__What is expected__
Reproduce the entries in full, with no changes.
start Extracted entries
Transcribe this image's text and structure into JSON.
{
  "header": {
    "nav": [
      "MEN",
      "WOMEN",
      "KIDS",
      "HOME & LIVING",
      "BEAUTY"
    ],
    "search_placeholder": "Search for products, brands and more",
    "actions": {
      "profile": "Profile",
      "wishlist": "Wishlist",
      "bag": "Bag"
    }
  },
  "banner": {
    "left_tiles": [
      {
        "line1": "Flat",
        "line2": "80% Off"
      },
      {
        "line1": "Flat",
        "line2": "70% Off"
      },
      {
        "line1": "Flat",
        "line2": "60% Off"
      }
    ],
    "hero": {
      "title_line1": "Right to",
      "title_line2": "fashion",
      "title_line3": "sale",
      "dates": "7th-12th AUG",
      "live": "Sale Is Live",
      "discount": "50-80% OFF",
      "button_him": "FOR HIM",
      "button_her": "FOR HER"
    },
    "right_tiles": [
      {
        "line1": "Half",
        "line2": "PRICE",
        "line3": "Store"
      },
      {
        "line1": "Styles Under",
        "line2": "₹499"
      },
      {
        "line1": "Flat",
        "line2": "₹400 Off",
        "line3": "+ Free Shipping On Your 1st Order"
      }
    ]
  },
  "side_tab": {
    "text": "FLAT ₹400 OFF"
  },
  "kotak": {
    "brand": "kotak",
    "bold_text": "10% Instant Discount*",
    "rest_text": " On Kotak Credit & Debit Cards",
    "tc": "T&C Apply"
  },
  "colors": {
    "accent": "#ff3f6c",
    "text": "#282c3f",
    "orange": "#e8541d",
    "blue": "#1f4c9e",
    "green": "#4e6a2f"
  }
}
end Extracted entries
__Answer to the exercise__
Transcribe this image's text and structure into JSON.
{
  "header": {
    "nav": [
      "MEN",
      "WOMEN",
      "KIDS",
      "HOME & LIVING",
      "BEAUTY"
    ],
    "search_placeholder": "Search for products, brands and more",
    "actions": {
      "profile": "Profile",
      "wishlist": "Wishlist",
      "bag": "Bag"
    }
  },
  "banner": {
    "left_tiles": [
      {
        "line1": "Flat",
        "line2": "80% Off"
      },
      {
        "line1": "Flat",
        "line2": "70% Off"
      },
      {
        "line1": "Flat",
        "line2": "60% Off"
      }
    ],
    "hero": {
      "title_line1": "Right to",
      "title_line2": "fashion",
      "title_line3": "sale",
      "dates": "7th-12th AUG",
      "live": "Sale Is Live",
      "discount": "50-80% OFF",
      "button_him": "FOR HIM",
      "button_her": "FOR HER"
    },
    "right_tiles": [
      {
        "line1": "Half",
        "line2": "PRICE",
        "line3": "Store"
      },
      {
        "line1": "Styles Under",
        "line2": "₹499"
      },
      {
        "line1": "Flat",
        "line2": "₹400 Off",
        "line3": "+ Free Shipping On Your 1st Order"
      }
    ]
  },
  "side_tab": {
    "text": "FLAT ₹400 OFF"
  },
  "kotak": {
    "brand": "kotak",
    "bold_text": "10% Instant Discount*",
    "rest_text": " On Kotak Credit & Debit Cards",
    "tc": "T&C Apply"
  },
  "colors": {
    "accent": "#ff3f6c",
    "text": "#282c3f",
    "orange": "#e8541d",
    "blue": "#1f4c9e",
    "green": "#4e6a2f"
  }
}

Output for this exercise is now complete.